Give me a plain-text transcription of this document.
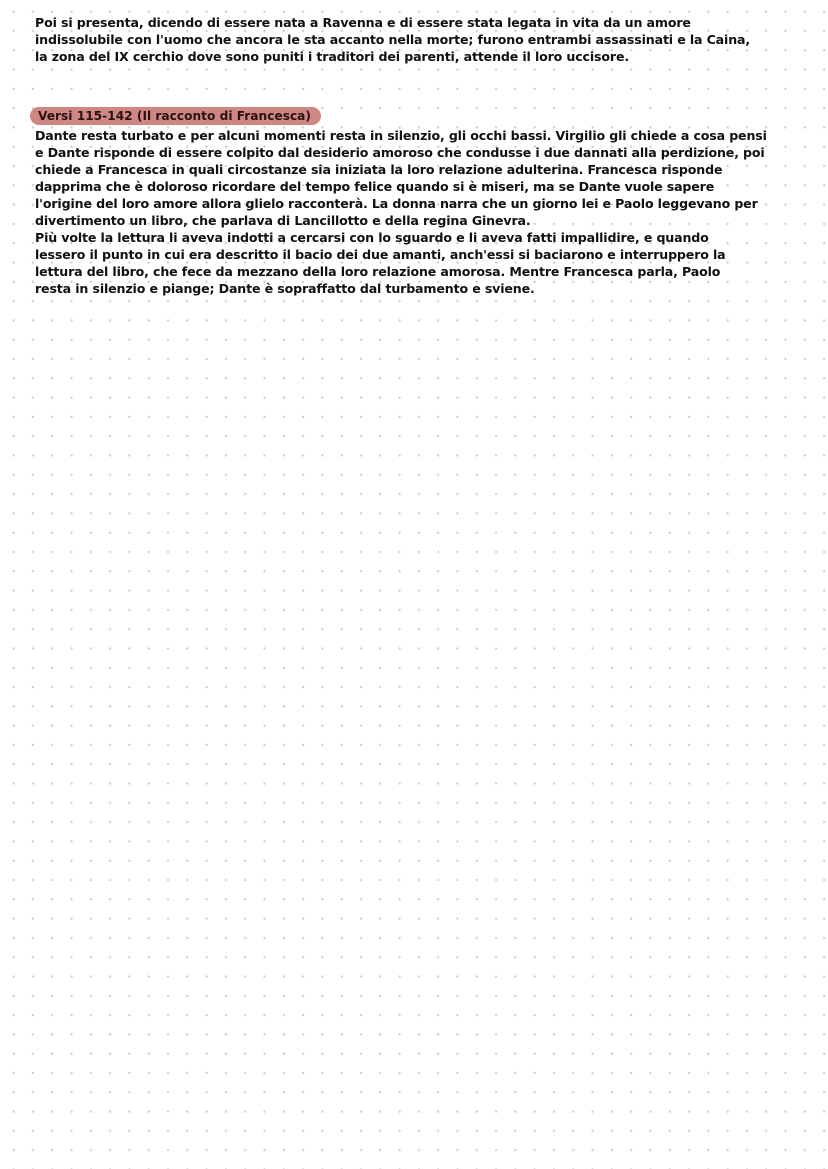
Poi si presenta, dicendo di essere nata a Ravenna e di essere stata legata in vita da un amore
indissolubile con l'uomo che ancora le sta accanto nella morte; furono entrambi assassinati e la Caina,
la zona del IX cerchio dove sono puniti i traditori dei parenti, attende il loro uccisore.
Versi 115-142 (Il racconto di Francesca)
Dante resta turbato e per alcuni momenti resta in silenzio, gli occhi bassi. Virgilio gli chiede a cosa pensi
e Dante risponde di essere colpito dal desiderio amoroso che condusse i due dannati alla perdizione, poi
chiede a Francesca in quali circostanze sia iniziata la loro relazione adulterina. Francesca risponde
dapprima che è doloroso ricordare del tempo felice quando si è miseri, ma se Dante vuole sapere
l'origine del loro amore allora glielo racconterà. La donna narra che un giorno lei e Paolo leggevano per
divertimento un libro, che parlava di Lancillotto e della regina Ginevra.
Più volte la lettura li aveva indotti a cercarsi con lo sguardo e li aveva fatti impallidire, e quando
lessero il punto in cui era descritto il bacio dei due amanti, anch'essi si baciarono e interruppero la
lettura del libro, che fece da mezzano della loro relazione amorosa. Mentre Francesca parla, Paolo
resta in silenzio e piange; Dante è sopraffatto dal turbamento e sviene.
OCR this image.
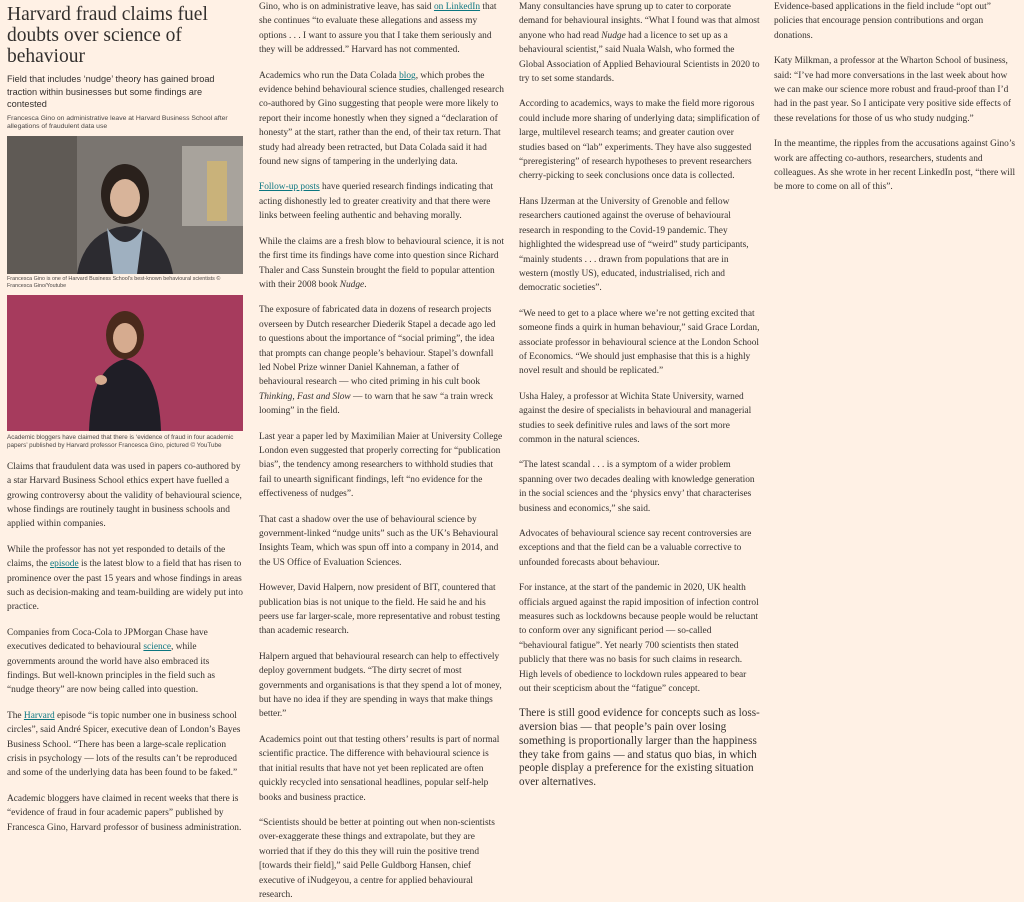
Harvard fraud claims fuel doubts over science of behaviour

Field that includes ‘nudge’ theory has gained broad traction within businesses but some findings are contested

Francesca Gino on administrative leave at Harvard Business School after allegations of fraudulent data use

Francesca Gino is one of Harvard Business School’s best-known behavioural scientists © Francesca Gino/Youtube

Academic bloggers have claimed that there is ‘evidence of fraud in four academic papers’ published by Harvard professor Francesca Gino, pictured © YouTube

Claims that fraudulent data was used in papers co-authored by a star Harvard Business School ethics expert have fuelled a growing controversy about the validity of behavioural science, whose findings are routinely taught in business schools and applied within companies.

While the professor has not yet responded to details of the claims, the episode is the latest blow to a field that has risen to prominence over the past 15 years and whose findings in areas such as decision-making and team-building are widely put into practice.

Companies from Coca-Cola to JPMorgan Chase have executives dedicated to behavioural science, while governments around the world have also embraced its findings. But well-known principles in the field such as “nudge theory” are now being called into question.

The Harvard episode “is topic number one in business school circles”, said André Spicer, executive dean of London’s Bayes Business School. “There has been a large-scale replication crisis in psychology — lots of the results can’t be reproduced and some of the underlying data has been found to be faked.”

Academic bloggers have claimed in recent weeks that there is “evidence of fraud in four academic papers” published by Francesca Gino, Harvard professor of business administration.

Gino, who is on administrative leave, has said on LinkedIn that she continues “to evaluate these allegations and assess my options . . . I want to assure you that I take them seriously and they will be addressed.” Harvard has not commented.

Academics who run the Data Colada blog, which probes the evidence behind behavioural science studies, challenged research co-authored by Gino suggesting that people were more likely to report their income honestly when they signed a “declaration of honesty” at the start, rather than the end, of their tax return. That study had already been retracted, but Data Colada said it had found new signs of tampering in the underlying data.

Follow-up posts have queried research findings indicating that acting dishonestly led to greater creativity and that there were links between feeling authentic and behaving morally.

While the claims are a fresh blow to behavioural science, it is not the first time its findings have come into question since Richard Thaler and Cass Sunstein brought the field to popular attention with their 2008 book Nudge.

The exposure of fabricated data in dozens of research projects overseen by Dutch researcher Diederik Stapel a decade ago led to questions about the importance of “social priming”, the idea that prompts can change people’s behaviour. Stapel’s downfall led Nobel Prize winner Daniel Kahneman, a father of behavioural research — who cited priming in his cult book Thinking, Fast and Slow — to warn that he saw “a train wreck looming” in the field.

Last year a paper led by Maximilian Maier at University College London even suggested that properly correcting for “publication bias”, the tendency among researchers to withhold studies that fail to unearth significant findings, left “no evidence for the effectiveness of nudges”.

That cast a shadow over the use of behavioural science by government-linked “nudge units” such as the UK’s Behavioural Insights Team, which was spun off into a company in 2014, and the US Office of Evaluation Sciences.

However, David Halpern, now president of BIT, countered that publication bias is not unique to the field. He said he and his peers use far larger-scale, more representative and robust testing than academic research.

Halpern argued that behavioural research can help to effectively deploy government budgets. “The dirty secret of most governments and organisations is that they spend a lot of money, but have no idea if they are spending in ways that make things better.”

Academics point out that testing others’ results is part of normal scientific practice. The difference with behavioural science is that initial results that have not yet been replicated are often quickly recycled into sensational headlines, popular self-help books and business practice.

“Scientists should be better at pointing out when non-scientists over-exaggerate these things and extrapolate, but they are worried that if they do this they will ruin the positive trend [towards their field],” said Pelle Guldborg Hansen, chief executive of iNudgeyou, a centre for applied behavioural research.

Many consultancies have sprung up to cater to corporate demand for behavioural insights. “What I found was that almost anyone who had read Nudge had a licence to set up as a behavioural scientist,” said Nuala Walsh, who formed the Global Association of Applied Behavioural Scientists in 2020 to try to set some standards.

According to academics, ways to make the field more rigorous could include more sharing of underlying data; simplification of large, multilevel research teams; and greater caution over studies based on “lab” experiments. They have also suggested “preregistering” of research hypotheses to prevent researchers cherry-picking to seek conclusions once data is collected.

Hans IJzerman at the University of Grenoble and fellow researchers cautioned against the overuse of behavioural research in responding to the Covid-19 pandemic. They highlighted the widespread use of “weird” study participants, “mainly students . . . drawn from populations that are in western (mostly US), educated, industrialised, rich and democratic societies”.

“We need to get to a place where we’re not getting excited that someone finds a quirk in human behaviour,” said Grace Lordan, associate professor in behavioural science at the London School of Economics. “We should just emphasise that this is a highly novel result and should be replicated.”

Usha Haley, a professor at Wichita State University, warned against the desire of specialists in behavioural and managerial studies to seek definitive rules and laws of the sort more common in the natural sciences.

“The latest scandal . . . is a symptom of a wider problem spanning over two decades dealing with knowledge generation in the social sciences and the ‘physics envy’ that characterises business and economics,” she said.

Advocates of behavioural science say recent controversies are exceptions and that the field can be a valuable corrective to unfounded forecasts about behaviour.

For instance, at the start of the pandemic in 2020, UK health officials argued against the rapid imposition of infection control measures such as lockdowns because people would be reluctant to conform over any significant period — so-called “behavioural fatigue”. Yet nearly 700 scientists then stated publicly that there was no basis for such claims in research. High levels of obedience to lockdown rules appeared to bear out their scepticism about the “fatigue” concept.

There is still good evidence for concepts such as loss-aversion bias — that people’s pain over losing something is proportionally larger than the happiness they take from gains — and status quo bias, in which people display a preference for the existing situation over alternatives.

Evidence-based applications in the field include “opt out” policies that encourage pension contributions and organ donations.

Katy Milkman, a professor at the Wharton School of business, said: “I’ve had more conversations in the last week about how we can make our science more robust and fraud-proof than I’d had in the past year. So I anticipate very positive side effects of these revelations for those of us who study nudging.”

In the meantime, the ripples from the accusations against Gino’s work are affecting co-authors, researchers, students and colleagues. As she wrote in her recent LinkedIn post, “there will be more to come on all of this”.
-- -- --
» Written request
Copy out each line that contains the word "known".

» Worked answer
Francesca Gino is one of Harvard Business School’s best-known behavioural scientists © Francesca Gino/Youtube
Companies from Coca-Cola to JPMorgan Chase have executives dedicated to behavioural science, while governments around the world have also embraced its findings. But well-known principles in the field such as “nudge theory” are now being called into question.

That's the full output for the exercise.